● **Brief**
Output each entry verbatim and exclude every picture from it.

* Start *

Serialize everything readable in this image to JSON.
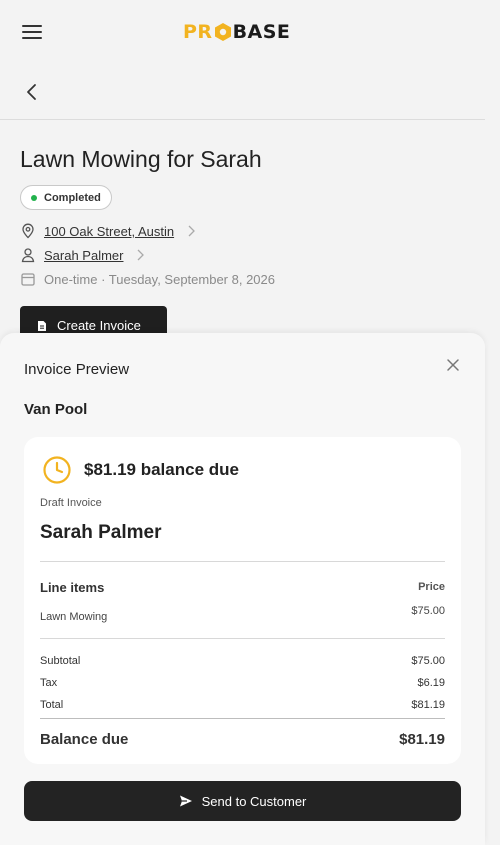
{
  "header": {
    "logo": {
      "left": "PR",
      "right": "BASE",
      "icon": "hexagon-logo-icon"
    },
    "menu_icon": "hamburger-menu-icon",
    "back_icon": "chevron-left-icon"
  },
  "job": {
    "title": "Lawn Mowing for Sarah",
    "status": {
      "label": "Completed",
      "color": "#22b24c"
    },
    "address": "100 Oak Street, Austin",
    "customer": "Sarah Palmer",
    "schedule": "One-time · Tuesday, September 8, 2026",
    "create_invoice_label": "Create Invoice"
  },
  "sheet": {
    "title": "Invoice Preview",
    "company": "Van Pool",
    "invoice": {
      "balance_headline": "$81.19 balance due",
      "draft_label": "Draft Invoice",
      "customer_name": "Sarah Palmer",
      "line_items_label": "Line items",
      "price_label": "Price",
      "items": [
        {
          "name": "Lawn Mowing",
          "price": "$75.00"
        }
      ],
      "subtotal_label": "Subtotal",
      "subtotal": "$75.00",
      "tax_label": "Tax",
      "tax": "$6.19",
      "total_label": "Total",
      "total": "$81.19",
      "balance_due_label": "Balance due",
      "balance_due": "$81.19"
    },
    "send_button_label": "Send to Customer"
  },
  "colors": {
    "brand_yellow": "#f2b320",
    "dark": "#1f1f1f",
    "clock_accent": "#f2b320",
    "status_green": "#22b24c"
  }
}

* End *

● **Task answer**
Serialize everything readable in this image to JSON.
{
  "header": {
    "logo": {
      "left": "PR",
      "right": "BASE",
      "icon": "hexagon-logo-icon"
    },
    "menu_icon": "hamburger-menu-icon",
    "back_icon": "chevron-left-icon"
  },
  "job": {
    "title": "Lawn Mowing for Sarah",
    "status": {
      "label": "Completed",
      "color": "#22b24c"
    },
    "address": "100 Oak Street, Austin",
    "customer": "Sarah Palmer",
    "schedule": "One-time · Tuesday, September 8, 2026",
    "create_invoice_label": "Create Invoice"
  },
  "sheet": {
    "title": "Invoice Preview",
    "company": "Van Pool",
    "invoice": {
      "balance_headline": "$81.19 balance due",
      "draft_label": "Draft Invoice",
      "customer_name": "Sarah Palmer",
      "line_items_label": "Line items",
      "price_label": "Price",
      "items": [
        {
          "name": "Lawn Mowing",
          "price": "$75.00"
        }
      ],
      "subtotal_label": "Subtotal",
      "subtotal": "$75.00",
      "tax_label": "Tax",
      "tax": "$6.19",
      "total_label": "Total",
      "total": "$81.19",
      "balance_due_label": "Balance due",
      "balance_due": "$81.19"
    },
    "send_button_label": "Send to Customer"
  },
  "colors": {
    "brand_yellow": "#f2b320",
    "dark": "#1f1f1f",
    "clock_accent": "#f2b320",
    "status_green": "#22b24c"
  }
}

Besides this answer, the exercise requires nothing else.